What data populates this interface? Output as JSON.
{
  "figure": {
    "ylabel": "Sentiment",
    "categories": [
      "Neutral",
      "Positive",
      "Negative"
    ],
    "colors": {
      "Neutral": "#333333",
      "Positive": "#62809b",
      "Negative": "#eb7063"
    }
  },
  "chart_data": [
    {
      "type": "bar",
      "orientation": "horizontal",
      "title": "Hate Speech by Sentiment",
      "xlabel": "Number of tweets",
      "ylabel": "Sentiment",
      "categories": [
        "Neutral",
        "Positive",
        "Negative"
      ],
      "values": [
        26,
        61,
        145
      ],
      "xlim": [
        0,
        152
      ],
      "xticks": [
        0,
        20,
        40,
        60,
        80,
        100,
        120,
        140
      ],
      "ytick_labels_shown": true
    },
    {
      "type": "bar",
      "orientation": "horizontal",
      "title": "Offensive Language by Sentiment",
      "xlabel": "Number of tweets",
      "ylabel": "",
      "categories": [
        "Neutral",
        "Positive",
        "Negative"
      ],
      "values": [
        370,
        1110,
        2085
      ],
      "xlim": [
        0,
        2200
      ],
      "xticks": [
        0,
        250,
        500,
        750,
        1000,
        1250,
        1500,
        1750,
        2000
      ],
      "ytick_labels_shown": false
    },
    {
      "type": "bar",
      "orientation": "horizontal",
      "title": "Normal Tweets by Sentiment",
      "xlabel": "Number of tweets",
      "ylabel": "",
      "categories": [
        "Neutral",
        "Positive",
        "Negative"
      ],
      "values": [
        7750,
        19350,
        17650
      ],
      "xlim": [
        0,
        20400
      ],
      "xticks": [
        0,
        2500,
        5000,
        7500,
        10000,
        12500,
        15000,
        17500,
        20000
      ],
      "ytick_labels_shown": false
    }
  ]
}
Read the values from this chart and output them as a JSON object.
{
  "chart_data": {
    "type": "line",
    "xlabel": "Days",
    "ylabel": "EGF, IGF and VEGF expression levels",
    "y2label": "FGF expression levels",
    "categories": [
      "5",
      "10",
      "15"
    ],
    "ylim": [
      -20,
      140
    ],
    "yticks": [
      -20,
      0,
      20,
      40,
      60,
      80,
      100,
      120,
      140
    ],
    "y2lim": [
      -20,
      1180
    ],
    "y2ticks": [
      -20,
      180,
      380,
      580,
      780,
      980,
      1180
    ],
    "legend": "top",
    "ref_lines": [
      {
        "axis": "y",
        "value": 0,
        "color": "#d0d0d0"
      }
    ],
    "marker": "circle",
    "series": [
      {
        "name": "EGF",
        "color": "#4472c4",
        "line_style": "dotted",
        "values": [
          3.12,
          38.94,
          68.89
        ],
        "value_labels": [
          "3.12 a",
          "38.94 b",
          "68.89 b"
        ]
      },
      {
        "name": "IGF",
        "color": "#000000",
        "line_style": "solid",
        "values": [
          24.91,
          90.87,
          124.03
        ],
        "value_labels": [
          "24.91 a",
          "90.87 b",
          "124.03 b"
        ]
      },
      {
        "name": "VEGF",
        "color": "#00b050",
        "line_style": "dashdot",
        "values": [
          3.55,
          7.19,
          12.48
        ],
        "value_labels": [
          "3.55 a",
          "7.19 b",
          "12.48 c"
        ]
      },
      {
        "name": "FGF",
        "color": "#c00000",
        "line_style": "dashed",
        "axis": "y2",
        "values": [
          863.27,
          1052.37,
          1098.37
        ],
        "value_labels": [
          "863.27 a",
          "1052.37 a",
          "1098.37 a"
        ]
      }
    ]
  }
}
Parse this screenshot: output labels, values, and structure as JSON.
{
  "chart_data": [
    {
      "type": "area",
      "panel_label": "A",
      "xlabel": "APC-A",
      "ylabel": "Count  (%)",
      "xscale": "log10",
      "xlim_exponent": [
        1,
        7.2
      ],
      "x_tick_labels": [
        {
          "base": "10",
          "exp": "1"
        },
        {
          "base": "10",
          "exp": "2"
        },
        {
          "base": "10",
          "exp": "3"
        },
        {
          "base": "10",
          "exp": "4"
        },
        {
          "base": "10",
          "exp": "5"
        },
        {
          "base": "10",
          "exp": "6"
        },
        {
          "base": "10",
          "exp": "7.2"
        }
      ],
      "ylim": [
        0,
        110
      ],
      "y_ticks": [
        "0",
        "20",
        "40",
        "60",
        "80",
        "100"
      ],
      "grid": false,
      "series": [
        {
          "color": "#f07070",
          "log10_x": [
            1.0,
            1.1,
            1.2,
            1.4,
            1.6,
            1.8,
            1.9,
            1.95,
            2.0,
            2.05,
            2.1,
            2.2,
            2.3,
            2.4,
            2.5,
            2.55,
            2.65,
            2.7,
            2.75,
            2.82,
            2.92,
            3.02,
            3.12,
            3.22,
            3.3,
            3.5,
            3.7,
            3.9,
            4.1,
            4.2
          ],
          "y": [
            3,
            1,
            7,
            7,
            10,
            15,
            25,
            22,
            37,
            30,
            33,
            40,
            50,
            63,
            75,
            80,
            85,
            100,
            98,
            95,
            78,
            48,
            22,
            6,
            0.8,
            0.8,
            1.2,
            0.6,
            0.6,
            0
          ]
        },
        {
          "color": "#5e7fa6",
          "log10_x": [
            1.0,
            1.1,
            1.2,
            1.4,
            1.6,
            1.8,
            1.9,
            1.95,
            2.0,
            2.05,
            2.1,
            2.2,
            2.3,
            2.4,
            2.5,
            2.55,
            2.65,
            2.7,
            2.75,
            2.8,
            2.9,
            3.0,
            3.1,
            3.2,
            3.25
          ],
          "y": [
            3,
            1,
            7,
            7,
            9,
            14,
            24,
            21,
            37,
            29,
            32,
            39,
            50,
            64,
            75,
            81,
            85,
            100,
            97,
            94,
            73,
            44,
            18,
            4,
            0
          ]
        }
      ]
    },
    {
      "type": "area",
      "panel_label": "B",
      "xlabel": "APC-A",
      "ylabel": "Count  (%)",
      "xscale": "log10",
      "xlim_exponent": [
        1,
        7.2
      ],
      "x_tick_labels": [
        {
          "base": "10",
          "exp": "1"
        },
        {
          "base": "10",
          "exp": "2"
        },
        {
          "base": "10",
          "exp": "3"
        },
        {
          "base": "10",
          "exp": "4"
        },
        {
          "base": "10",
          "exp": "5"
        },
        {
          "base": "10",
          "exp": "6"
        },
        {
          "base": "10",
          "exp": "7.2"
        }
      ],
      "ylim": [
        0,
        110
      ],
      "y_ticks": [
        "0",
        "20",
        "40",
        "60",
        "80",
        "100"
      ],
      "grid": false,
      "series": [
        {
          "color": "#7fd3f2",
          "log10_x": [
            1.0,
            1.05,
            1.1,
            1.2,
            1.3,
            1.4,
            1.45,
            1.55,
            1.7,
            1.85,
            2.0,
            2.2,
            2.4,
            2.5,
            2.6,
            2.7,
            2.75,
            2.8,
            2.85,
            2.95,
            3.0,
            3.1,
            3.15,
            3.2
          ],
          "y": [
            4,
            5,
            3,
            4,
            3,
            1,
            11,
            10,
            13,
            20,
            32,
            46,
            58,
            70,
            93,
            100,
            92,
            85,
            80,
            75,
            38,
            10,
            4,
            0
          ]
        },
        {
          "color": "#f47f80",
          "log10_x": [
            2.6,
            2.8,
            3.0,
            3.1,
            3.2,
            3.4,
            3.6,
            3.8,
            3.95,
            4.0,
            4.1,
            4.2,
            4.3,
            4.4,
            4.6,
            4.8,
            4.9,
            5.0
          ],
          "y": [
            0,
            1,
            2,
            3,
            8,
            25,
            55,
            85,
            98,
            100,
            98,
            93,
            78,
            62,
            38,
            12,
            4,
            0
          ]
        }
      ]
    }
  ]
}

______________________________

* **Objective**:
All of the data shown above must be copied exactly.

* **Answer to the exercise**:
What data populates this interface? Output as JSON.
{
  "figure": {
    "ylabel": "Sentiment",
    "categories": [
      "Neutral",
      "Positive",
      "Negative"
    ],
    "colors": {
      "Neutral": "#333333",
      "Positive": "#62809b",
      "Negative": "#eb7063"
    }
  },
  "chart_data": [
    {
      "type": "bar",
      "orientation": "horizontal",
      "title": "Hate Speech by Sentiment",
      "xlabel": "Number of tweets",
      "ylabel": "Sentiment",
      "categories": [
        "Neutral",
        "Positive",
        "Negative"
      ],
      "values": [
        26,
        61,
        145
      ],
      "xlim": [
        0,
        152
      ],
      "xticks": [
        0,
        20,
        40,
        60,
        80,
        100,
        120,
        140
      ],
      "ytick_labels_shown": true
    },
    {
      "type": "bar",
      "orientation": "horizontal",
      "title": "Offensive Language by Sentiment",
      "xlabel": "Number of tweets",
      "ylabel": "",
      "categories": [
        "Neutral",
        "Positive",
        "Negative"
      ],
      "values": [
        370,
        1110,
        2085
      ],
      "xlim": [
        0,
        2200
      ],
      "xticks": [
        0,
        250,
        500,
        750,
        1000,
        1250,
        1500,
        1750,
        2000
      ],
      "ytick_labels_shown": false
    },
    {
      "type": "bar",
      "orientation": "horizontal",
      "title": "Normal Tweets by Sentiment",
      "xlabel": "Number of tweets",
      "ylabel": "",
      "categories": [
        "Neutral",
        "Positive",
        "Negative"
      ],
      "values": [
        7750,
        19350,
        17650
      ],
      "xlim": [
        0,
        20400
      ],
      "xticks": [
        0,
        2500,
        5000,
        7500,
        10000,
        12500,
        15000,
        17500,
        20000
      ],
      "ytick_labels_shown": false
    }
  ]
}
Read the values from this chart and output them as a JSON object.
{
  "chart_data": {
    "type": "line",
    "xlabel": "Days",
    "ylabel": "EGF, IGF and VEGF expression levels",
    "y2label": "FGF expression levels",
    "categories": [
      "5",
      "10",
      "15"
    ],
    "ylim": [
      -20,
      140
    ],
    "yticks": [
      -20,
      0,
      20,
      40,
      60,
      80,
      100,
      120,
      140
    ],
    "y2lim": [
      -20,
      1180
    ],
    "y2ticks": [
      -20,
      180,
      380,
      580,
      780,
      980,
      1180
    ],
    "legend": "top",
    "ref_lines": [
      {
        "axis": "y",
        "value": 0,
        "color": "#d0d0d0"
      }
    ],
    "marker": "circle",
    "series": [
      {
        "name": "EGF",
        "color": "#4472c4",
        "line_style": "dotted",
        "values": [
          3.12,
          38.94,
          68.89
        ],
        "value_labels": [
          "3.12 a",
          "38.94 b",
          "68.89 b"
        ]
      },
      {
        "name": "IGF",
        "color": "#000000",
        "line_style": "solid",
        "values": [
          24.91,
          90.87,
          124.03
        ],
        "value_labels": [
          "24.91 a",
          "90.87 b",
          "124.03 b"
        ]
      },
      {
        "name": "VEGF",
        "color": "#00b050",
        "line_style": "dashdot",
        "values": [
          3.55,
          7.19,
          12.48
        ],
        "value_labels": [
          "3.55 a",
          "7.19 b",
          "12.48 c"
        ]
      },
      {
        "name": "FGF",
        "color": "#c00000",
        "line_style": "dashed",
        "axis": "y2",
        "values": [
          863.27,
          1052.37,
          1098.37
        ],
        "value_labels": [
          "863.27 a",
          "1052.37 a",
          "1098.37 a"
        ]
      }
    ]
  }
}
Parse this screenshot: output labels, values, and structure as JSON.
{
  "chart_data": [
    {
      "type": "area",
      "panel_label": "A",
      "xlabel": "APC-A",
      "ylabel": "Count  (%)",
      "xscale": "log10",
      "xlim_exponent": [
        1,
        7.2
      ],
      "x_tick_labels": [
        {
          "base": "10",
          "exp": "1"
        },
        {
          "base": "10",
          "exp": "2"
        },
        {
          "base": "10",
          "exp": "3"
        },
        {
          "base": "10",
          "exp": "4"
        },
        {
          "base": "10",
          "exp": "5"
        },
        {
          "base": "10",
          "exp": "6"
        },
        {
          "base": "10",
          "exp": "7.2"
        }
      ],
      "ylim": [
        0,
        110
      ],
      "y_ticks": [
        "0",
        "20",
        "40",
        "60",
        "80",
        "100"
      ],
      "grid": false,
      "series": [
        {
          "color": "#f07070",
          "log10_x": [
            1.0,
            1.1,
            1.2,
            1.4,
            1.6,
            1.8,
            1.9,
            1.95,
            2.0,
            2.05,
            2.1,
            2.2,
            2.3,
            2.4,
            2.5,
            2.55,
            2.65,
            2.7,
            2.75,
            2.82,
            2.92,
            3.02,
            3.12,
            3.22,
            3.3,
            3.5,
            3.7,
            3.9,
            4.1,
            4.2
          ],
          "y": [
            3,
            1,
            7,
            7,
            10,
            15,
            25,
            22,
            37,
            30,
            33,
            40,
            50,
            63,
            75,
            80,
            85,
            100,
            98,
            95,
            78,
            48,
            22,
            6,
            0.8,
            0.8,
            1.2,
            0.6,
            0.6,
            0
          ]
        },
        {
          "color": "#5e7fa6",
          "log10_x": [
            1.0,
            1.1,
            1.2,
            1.4,
            1.6,
            1.8,
            1.9,
            1.95,
            2.0,
            2.05,
            2.1,
            2.2,
            2.3,
            2.4,
            2.5,
            2.55,
            2.65,
            2.7,
            2.75,
            2.8,
            2.9,
            3.0,
            3.1,
            3.2,
            3.25
          ],
          "y": [
            3,
            1,
            7,
            7,
            9,
            14,
            24,
            21,
            37,
            29,
            32,
            39,
            50,
            64,
            75,
            81,
            85,
            100,
            97,
            94,
            73,
            44,
            18,
            4,
            0
          ]
        }
      ]
    },
    {
      "type": "area",
      "panel_label": "B",
      "xlabel": "APC-A",
      "ylabel": "Count  (%)",
      "xscale": "log10",
      "xlim_exponent": [
        1,
        7.2
      ],
      "x_tick_labels": [
        {
          "base": "10",
          "exp": "1"
        },
        {
          "base": "10",
          "exp": "2"
        },
        {
          "base": "10",
          "exp": "3"
        },
        {
          "base": "10",
          "exp": "4"
        },
        {
          "base": "10",
          "exp": "5"
        },
        {
          "base": "10",
          "exp": "6"
        },
        {
          "base": "10",
          "exp": "7.2"
        }
      ],
      "ylim": [
        0,
        110
      ],
      "y_ticks": [
        "0",
        "20",
        "40",
        "60",
        "80",
        "100"
      ],
      "grid": false,
      "series": [
        {
          "color": "#7fd3f2",
          "log10_x": [
            1.0,
            1.05,
            1.1,
            1.2,
            1.3,
            1.4,
            1.45,
            1.55,
            1.7,
            1.85,
            2.0,
            2.2,
            2.4,
            2.5,
            2.6,
            2.7,
            2.75,
            2.8,
            2.85,
            2.95,
            3.0,
            3.1,
            3.15,
            3.2
          ],
          "y": [
            4,
            5,
            3,
            4,
            3,
            1,
            11,
            10,
            13,
            20,
            32,
            46,
            58,
            70,
            93,
            100,
            92,
            85,
            80,
            75,
            38,
            10,
            4,
            0
          ]
        },
        {
          "color": "#f47f80",
          "log10_x": [
            2.6,
            2.8,
            3.0,
            3.1,
            3.2,
            3.4,
            3.6,
            3.8,
            3.95,
            4.0,
            4.1,
            4.2,
            4.3,
            4.4,
            4.6,
            4.8,
            4.9,
            5.0
          ],
          "y": [
            0,
            1,
            2,
            3,
            8,
            25,
            55,
            85,
            98,
            100,
            98,
            93,
            78,
            62,
            38,
            12,
            4,
            0
          ]
        }
      ]
    }
  ]
}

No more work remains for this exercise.